WORK TO COMPLETE:
Provide an exact transcription of all the records.

DATA:
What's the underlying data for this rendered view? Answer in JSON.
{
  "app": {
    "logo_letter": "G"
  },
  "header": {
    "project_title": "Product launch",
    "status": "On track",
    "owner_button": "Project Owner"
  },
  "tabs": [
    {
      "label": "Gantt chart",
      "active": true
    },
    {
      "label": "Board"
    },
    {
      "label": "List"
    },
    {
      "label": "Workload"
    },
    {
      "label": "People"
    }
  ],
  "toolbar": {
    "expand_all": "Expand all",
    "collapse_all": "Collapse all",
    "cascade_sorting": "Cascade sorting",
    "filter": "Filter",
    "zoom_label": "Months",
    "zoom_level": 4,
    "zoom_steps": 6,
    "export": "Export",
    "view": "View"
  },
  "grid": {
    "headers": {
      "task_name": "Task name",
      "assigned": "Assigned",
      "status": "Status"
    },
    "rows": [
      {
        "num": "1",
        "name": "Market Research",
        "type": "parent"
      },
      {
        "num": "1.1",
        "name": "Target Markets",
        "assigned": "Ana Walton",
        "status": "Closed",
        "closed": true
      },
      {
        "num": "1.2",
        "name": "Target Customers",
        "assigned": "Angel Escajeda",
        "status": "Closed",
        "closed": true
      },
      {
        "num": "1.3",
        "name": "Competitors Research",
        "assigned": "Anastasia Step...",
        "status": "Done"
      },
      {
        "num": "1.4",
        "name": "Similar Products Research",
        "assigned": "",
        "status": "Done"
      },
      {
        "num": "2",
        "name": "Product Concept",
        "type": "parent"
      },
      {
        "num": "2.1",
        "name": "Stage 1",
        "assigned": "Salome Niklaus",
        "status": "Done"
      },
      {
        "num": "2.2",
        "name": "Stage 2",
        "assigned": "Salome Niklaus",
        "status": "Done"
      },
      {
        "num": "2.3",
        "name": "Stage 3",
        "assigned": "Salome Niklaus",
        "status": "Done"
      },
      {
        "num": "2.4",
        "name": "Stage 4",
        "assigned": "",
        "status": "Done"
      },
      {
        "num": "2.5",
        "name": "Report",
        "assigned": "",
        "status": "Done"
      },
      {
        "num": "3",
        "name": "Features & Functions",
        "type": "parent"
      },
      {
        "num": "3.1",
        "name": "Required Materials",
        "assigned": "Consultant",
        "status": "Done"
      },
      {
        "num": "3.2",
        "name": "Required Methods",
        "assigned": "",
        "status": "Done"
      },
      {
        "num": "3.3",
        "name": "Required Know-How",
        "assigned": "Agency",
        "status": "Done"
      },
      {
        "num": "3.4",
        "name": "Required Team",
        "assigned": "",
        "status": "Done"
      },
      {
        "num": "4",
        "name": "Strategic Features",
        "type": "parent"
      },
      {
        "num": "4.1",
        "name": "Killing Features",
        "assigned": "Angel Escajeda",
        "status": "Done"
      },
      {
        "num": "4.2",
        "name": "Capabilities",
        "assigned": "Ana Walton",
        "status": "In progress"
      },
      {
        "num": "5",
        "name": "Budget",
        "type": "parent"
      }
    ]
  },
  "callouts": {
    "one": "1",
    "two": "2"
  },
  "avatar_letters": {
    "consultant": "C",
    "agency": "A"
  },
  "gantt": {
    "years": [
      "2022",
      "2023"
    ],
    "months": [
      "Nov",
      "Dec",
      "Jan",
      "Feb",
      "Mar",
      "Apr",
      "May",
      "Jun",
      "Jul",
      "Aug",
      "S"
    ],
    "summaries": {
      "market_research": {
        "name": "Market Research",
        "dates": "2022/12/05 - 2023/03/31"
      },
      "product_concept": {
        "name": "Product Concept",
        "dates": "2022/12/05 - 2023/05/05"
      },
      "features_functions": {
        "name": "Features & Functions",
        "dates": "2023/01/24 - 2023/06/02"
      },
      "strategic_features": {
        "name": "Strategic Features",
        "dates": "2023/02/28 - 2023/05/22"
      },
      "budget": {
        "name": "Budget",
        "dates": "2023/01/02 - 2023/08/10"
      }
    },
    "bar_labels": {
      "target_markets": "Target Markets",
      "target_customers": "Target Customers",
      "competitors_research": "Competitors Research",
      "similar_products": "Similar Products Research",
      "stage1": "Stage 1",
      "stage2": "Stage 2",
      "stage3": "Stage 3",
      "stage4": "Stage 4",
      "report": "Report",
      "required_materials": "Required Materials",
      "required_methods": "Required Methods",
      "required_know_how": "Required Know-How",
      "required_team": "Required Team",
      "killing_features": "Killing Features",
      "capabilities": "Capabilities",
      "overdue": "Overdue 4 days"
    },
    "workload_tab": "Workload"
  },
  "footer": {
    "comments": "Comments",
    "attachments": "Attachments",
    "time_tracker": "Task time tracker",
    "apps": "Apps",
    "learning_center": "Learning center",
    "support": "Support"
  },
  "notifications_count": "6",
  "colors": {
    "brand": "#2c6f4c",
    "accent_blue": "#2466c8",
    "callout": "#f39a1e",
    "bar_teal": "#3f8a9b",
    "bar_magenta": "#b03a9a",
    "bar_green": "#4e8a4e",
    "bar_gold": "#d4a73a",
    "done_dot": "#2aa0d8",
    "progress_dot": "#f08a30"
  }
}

ANSWER TO THE EXERCISE:
What's the underlying data for this rendered view? Answer in JSON.
{
  "app": {
    "logo_letter": "G"
  },
  "header": {
    "project_title": "Product launch",
    "status": "On track",
    "owner_button": "Project Owner"
  },
  "tabs": [
    {
      "label": "Gantt chart",
      "active": true
    },
    {
      "label": "Board"
    },
    {
      "label": "List"
    },
    {
      "label": "Workload"
    },
    {
      "label": "People"
    }
  ],
  "toolbar": {
    "expand_all": "Expand all",
    "collapse_all": "Collapse all",
    "cascade_sorting": "Cascade sorting",
    "filter": "Filter",
    "zoom_label": "Months",
    "zoom_level": 4,
    "zoom_steps": 6,
    "export": "Export",
    "view": "View"
  },
  "grid": {
    "headers": {
      "task_name": "Task name",
      "assigned": "Assigned",
      "status": "Status"
    },
    "rows": [
      {
        "num": "1",
        "name": "Market Research",
        "type": "parent"
      },
      {
        "num": "1.1",
        "name": "Target Markets",
        "assigned": "Ana Walton",
        "status": "Closed",
        "closed": true
      },
      {
        "num": "1.2",
        "name": "Target Customers",
        "assigned": "Angel Escajeda",
        "status": "Closed",
        "closed": true
      },
      {
        "num": "1.3",
        "name": "Competitors Research",
        "assigned": "Anastasia Step...",
        "status": "Done"
      },
      {
        "num": "1.4",
        "name": "Similar Products Research",
        "assigned": "",
        "status": "Done"
      },
      {
        "num": "2",
        "name": "Product Concept",
        "type": "parent"
      },
      {
        "num": "2.1",
        "name": "Stage 1",
        "assigned": "Salome Niklaus",
        "status": "Done"
      },
      {
        "num": "2.2",
        "name": "Stage 2",
        "assigned": "Salome Niklaus",
        "status": "Done"
      },
      {
        "num": "2.3",
        "name": "Stage 3",
        "assigned": "Salome Niklaus",
        "status": "Done"
      },
      {
        "num": "2.4",
        "name": "Stage 4",
        "assigned": "",
        "status": "Done"
      },
      {
        "num": "2.5",
        "name": "Report",
        "assigned": "",
        "status": "Done"
      },
      {
        "num": "3",
        "name": "Features & Functions",
        "type": "parent"
      },
      {
        "num": "3.1",
        "name": "Required Materials",
        "assigned": "Consultant",
        "status": "Done"
      },
      {
        "num": "3.2",
        "name": "Required Methods",
        "assigned": "",
        "status": "Done"
      },
      {
        "num": "3.3",
        "name": "Required Know-How",
        "assigned": "Agency",
        "status": "Done"
      },
      {
        "num": "3.4",
        "name": "Required Team",
        "assigned": "",
        "status": "Done"
      },
      {
        "num": "4",
        "name": "Strategic Features",
        "type": "parent"
      },
      {
        "num": "4.1",
        "name": "Killing Features",
        "assigned": "Angel Escajeda",
        "status": "Done"
      },
      {
        "num": "4.2",
        "name": "Capabilities",
        "assigned": "Ana Walton",
        "status": "In progress"
      },
      {
        "num": "5",
        "name": "Budget",
        "type": "parent"
      }
    ]
  },
  "callouts": {
    "one": "1",
    "two": "2"
  },
  "avatar_letters": {
    "consultant": "C",
    "agency": "A"
  },
  "gantt": {
    "years": [
      "2022",
      "2023"
    ],
    "months": [
      "Nov",
      "Dec",
      "Jan",
      "Feb",
      "Mar",
      "Apr",
      "May",
      "Jun",
      "Jul",
      "Aug",
      "S"
    ],
    "summaries": {
      "market_research": {
        "name": "Market Research",
        "dates": "2022/12/05 - 2023/03/31"
      },
      "product_concept": {
        "name": "Product Concept",
        "dates": "2022/12/05 - 2023/05/05"
      },
      "features_functions": {
        "name": "Features & Functions",
        "dates": "2023/01/24 - 2023/06/02"
      },
      "strategic_features": {
        "name": "Strategic Features",
        "dates": "2023/02/28 - 2023/05/22"
      },
      "budget": {
        "name": "Budget",
        "dates": "2023/01/02 - 2023/08/10"
      }
    },
    "bar_labels": {
      "target_markets": "Target Markets",
      "target_customers": "Target Customers",
      "competitors_research": "Competitors Research",
      "similar_products": "Similar Products Research",
      "stage1": "Stage 1",
      "stage2": "Stage 2",
      "stage3": "Stage 3",
      "stage4": "Stage 4",
      "report": "Report",
      "required_materials": "Required Materials",
      "required_methods": "Required Methods",
      "required_know_how": "Required Know-How",
      "required_team": "Required Team",
      "killing_features": "Killing Features",
      "capabilities": "Capabilities",
      "overdue": "Overdue 4 days"
    },
    "workload_tab": "Workload"
  },
  "footer": {
    "comments": "Comments",
    "attachments": "Attachments",
    "time_tracker": "Task time tracker",
    "apps": "Apps",
    "learning_center": "Learning center",
    "support": "Support"
  },
  "notifications_count": "6",
  "colors": {
    "brand": "#2c6f4c",
    "accent_blue": "#2466c8",
    "callout": "#f39a1e",
    "bar_teal": "#3f8a9b",
    "bar_magenta": "#b03a9a",
    "bar_green": "#4e8a4e",
    "bar_gold": "#d4a73a",
    "done_dot": "#2aa0d8",
    "progress_dot": "#f08a30"
  }
}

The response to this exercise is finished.